**WORK INSTRUCTIONS**
Filter the listing below, copying every line in which the word "Jesús" appears.

**RECORDS TO USE**
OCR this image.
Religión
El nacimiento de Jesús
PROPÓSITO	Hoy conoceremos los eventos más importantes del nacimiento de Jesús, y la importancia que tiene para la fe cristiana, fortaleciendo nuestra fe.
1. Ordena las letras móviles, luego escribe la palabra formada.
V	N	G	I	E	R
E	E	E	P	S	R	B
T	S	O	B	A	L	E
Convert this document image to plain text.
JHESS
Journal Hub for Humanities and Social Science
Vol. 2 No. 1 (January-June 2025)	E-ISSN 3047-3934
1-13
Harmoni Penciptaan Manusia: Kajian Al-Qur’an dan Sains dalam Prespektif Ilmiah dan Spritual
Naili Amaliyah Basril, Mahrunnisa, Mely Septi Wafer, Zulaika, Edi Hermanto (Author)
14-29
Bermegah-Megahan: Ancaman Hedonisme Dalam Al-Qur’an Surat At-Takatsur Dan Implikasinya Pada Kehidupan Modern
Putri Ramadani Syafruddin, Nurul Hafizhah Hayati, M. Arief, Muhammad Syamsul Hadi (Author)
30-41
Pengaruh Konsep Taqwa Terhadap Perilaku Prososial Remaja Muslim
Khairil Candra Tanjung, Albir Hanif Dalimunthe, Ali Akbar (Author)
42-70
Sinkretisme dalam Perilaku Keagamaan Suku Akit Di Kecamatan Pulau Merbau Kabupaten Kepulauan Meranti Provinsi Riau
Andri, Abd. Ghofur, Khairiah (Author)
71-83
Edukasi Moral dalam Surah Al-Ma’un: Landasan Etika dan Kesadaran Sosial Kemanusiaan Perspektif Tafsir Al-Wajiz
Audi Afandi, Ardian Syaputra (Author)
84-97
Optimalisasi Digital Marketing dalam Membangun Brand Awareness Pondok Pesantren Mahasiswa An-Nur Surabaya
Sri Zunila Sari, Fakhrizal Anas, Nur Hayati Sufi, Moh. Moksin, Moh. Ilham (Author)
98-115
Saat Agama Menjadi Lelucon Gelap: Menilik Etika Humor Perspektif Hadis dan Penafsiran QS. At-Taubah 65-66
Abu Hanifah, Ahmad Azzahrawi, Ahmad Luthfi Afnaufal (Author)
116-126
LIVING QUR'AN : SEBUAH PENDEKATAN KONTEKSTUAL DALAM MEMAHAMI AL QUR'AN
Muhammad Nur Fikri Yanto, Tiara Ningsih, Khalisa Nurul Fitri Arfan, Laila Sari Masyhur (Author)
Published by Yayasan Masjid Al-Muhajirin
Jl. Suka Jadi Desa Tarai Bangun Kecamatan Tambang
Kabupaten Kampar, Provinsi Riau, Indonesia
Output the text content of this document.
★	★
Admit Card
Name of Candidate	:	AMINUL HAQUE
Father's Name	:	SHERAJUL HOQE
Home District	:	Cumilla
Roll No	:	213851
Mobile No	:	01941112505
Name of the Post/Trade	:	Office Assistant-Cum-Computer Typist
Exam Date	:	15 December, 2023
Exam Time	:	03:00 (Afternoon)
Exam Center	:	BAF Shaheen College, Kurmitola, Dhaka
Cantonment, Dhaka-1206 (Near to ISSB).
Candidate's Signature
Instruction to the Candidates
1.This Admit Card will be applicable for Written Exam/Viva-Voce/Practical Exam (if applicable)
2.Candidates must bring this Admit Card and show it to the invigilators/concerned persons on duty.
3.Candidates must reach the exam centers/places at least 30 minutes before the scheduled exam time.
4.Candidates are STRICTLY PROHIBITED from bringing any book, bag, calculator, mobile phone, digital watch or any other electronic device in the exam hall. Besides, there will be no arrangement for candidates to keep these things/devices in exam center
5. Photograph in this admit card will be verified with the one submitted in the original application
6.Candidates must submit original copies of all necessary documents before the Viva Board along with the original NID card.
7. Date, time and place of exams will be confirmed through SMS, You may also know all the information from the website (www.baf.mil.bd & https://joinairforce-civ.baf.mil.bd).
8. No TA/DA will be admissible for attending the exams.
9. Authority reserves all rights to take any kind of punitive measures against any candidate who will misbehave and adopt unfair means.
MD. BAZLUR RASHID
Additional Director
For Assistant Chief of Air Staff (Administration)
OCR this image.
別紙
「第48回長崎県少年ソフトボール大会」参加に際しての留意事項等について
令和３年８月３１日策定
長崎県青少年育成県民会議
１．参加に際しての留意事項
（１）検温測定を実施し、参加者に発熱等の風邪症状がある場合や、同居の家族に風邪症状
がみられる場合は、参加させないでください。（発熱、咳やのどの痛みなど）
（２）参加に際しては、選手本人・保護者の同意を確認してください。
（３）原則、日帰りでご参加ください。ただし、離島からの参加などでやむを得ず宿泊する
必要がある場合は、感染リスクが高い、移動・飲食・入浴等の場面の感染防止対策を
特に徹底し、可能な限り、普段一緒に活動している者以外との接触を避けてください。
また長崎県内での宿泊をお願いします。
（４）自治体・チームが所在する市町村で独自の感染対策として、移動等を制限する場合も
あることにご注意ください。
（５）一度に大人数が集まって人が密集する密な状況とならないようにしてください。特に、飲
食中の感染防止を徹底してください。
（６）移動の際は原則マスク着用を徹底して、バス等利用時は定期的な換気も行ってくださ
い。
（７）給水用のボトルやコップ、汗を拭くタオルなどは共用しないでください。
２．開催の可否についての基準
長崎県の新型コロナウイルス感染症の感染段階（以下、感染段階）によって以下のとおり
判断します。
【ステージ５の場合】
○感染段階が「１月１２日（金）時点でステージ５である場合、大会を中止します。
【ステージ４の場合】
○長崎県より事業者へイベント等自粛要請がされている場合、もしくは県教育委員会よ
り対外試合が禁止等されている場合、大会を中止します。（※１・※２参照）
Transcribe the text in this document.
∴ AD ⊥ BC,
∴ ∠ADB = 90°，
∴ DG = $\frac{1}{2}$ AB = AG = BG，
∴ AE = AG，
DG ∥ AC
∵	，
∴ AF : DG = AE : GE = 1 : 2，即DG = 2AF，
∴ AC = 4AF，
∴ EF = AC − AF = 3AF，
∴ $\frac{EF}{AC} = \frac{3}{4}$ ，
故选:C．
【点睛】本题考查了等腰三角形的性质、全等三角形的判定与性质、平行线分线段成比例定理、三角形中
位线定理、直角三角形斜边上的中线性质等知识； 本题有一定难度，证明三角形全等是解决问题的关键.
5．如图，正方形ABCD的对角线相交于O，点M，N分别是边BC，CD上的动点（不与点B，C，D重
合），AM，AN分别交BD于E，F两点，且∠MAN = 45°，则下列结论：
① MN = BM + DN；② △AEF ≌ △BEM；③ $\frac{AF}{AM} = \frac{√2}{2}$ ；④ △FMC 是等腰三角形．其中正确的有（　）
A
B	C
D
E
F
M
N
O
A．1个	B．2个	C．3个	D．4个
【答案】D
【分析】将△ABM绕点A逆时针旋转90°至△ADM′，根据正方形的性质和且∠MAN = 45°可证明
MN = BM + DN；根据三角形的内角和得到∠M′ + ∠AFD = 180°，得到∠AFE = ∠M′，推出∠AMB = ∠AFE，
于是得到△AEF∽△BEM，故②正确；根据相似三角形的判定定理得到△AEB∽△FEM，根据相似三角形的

**SOLVED EXERCISE**
El nacimiento de Jesús
PROPÓSITO	Hoy conoceremos los eventos más importantes del nacimiento de Jesús, y la importancia que tiene para la fe cristiana, fortaleciendo nuestra fe.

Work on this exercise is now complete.